## START

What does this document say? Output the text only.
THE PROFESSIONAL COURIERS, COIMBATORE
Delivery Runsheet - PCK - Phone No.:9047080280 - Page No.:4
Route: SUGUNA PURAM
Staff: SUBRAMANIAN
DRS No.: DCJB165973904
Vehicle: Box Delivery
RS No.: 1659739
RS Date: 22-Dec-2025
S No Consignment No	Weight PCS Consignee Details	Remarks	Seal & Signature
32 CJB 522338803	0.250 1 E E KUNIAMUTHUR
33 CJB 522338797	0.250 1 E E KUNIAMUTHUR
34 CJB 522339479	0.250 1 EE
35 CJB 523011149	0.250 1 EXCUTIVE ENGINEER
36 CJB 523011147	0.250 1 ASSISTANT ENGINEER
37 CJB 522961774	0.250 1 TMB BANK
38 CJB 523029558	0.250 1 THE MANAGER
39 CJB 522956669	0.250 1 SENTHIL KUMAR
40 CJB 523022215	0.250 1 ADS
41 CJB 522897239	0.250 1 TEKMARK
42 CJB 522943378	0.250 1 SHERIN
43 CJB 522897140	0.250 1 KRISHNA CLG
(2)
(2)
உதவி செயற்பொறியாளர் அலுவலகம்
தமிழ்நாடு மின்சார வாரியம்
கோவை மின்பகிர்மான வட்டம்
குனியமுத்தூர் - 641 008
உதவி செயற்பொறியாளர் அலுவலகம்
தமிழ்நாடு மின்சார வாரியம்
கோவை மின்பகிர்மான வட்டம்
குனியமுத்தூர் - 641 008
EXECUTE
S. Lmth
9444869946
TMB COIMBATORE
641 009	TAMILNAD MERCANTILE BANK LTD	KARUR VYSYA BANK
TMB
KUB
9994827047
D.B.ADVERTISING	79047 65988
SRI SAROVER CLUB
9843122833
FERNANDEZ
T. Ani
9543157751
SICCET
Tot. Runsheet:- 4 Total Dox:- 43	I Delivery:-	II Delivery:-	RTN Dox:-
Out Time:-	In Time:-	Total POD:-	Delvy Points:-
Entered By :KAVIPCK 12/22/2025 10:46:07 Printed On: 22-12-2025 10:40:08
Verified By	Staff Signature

## END

§ **Task instructions**:
Extract all the material, leaving every line as it is.

§ **The completed task**:
What does this document say? Output the text only.
THE PROFESSIONAL COURIERS, COIMBATORE
Delivery Runsheet - PCK - Phone No.:9047080280 - Page No.:4
Route: SUGUNA PURAM
Staff: SUBRAMANIAN
DRS No.: DCJB165973904
Vehicle: Box Delivery
RS No.: 1659739
RS Date: 22-Dec-2025
S No Consignment No	Weight PCS Consignee Details	Remarks	Seal & Signature
32 CJB 522338803	0.250 1 E E KUNIAMUTHUR
33 CJB 522338797	0.250 1 E E KUNIAMUTHUR
34 CJB 522339479	0.250 1 EE
35 CJB 523011149	0.250 1 EXCUTIVE ENGINEER
36 CJB 523011147	0.250 1 ASSISTANT ENGINEER
37 CJB 522961774	0.250 1 TMB BANK
38 CJB 523029558	0.250 1 THE MANAGER
39 CJB 522956669	0.250 1 SENTHIL KUMAR
40 CJB 523022215	0.250 1 ADS
41 CJB 522897239	0.250 1 TEKMARK
42 CJB 522943378	0.250 1 SHERIN
43 CJB 522897140	0.250 1 KRISHNA CLG
(2)
(2)
உதவி செயற்பொறியாளர் அலுவலகம்
தமிழ்நாடு மின்சார வாரியம்
கோவை மின்பகிர்மான வட்டம்
குனியமுத்தூர் - 641 008
உதவி செயற்பொறியாளர் அலுவலகம்
தமிழ்நாடு மின்சார வாரியம்
கோவை மின்பகிர்மான வட்டம்
குனியமுத்தூர் - 641 008
EXECUTE
S. Lmth
9444869946
TMB COIMBATORE
641 009	TAMILNAD MERCANTILE BANK LTD	KARUR VYSYA BANK
TMB
KUB
9994827047
D.B.ADVERTISING	79047 65988
SRI SAROVER CLUB
9843122833
FERNANDEZ
T. Ani
9543157751
SICCET
Tot. Runsheet:- 4 Total Dox:- 43	I Delivery:-	II Delivery:-	RTN Dox:-
Out Time:-	In Time:-	Total POD:-	Delvy Points:-
Entered By :KAVIPCK 12/22/2025 10:46:07 Printed On: 22-12-2025 10:40:08
Verified By	Staff Signature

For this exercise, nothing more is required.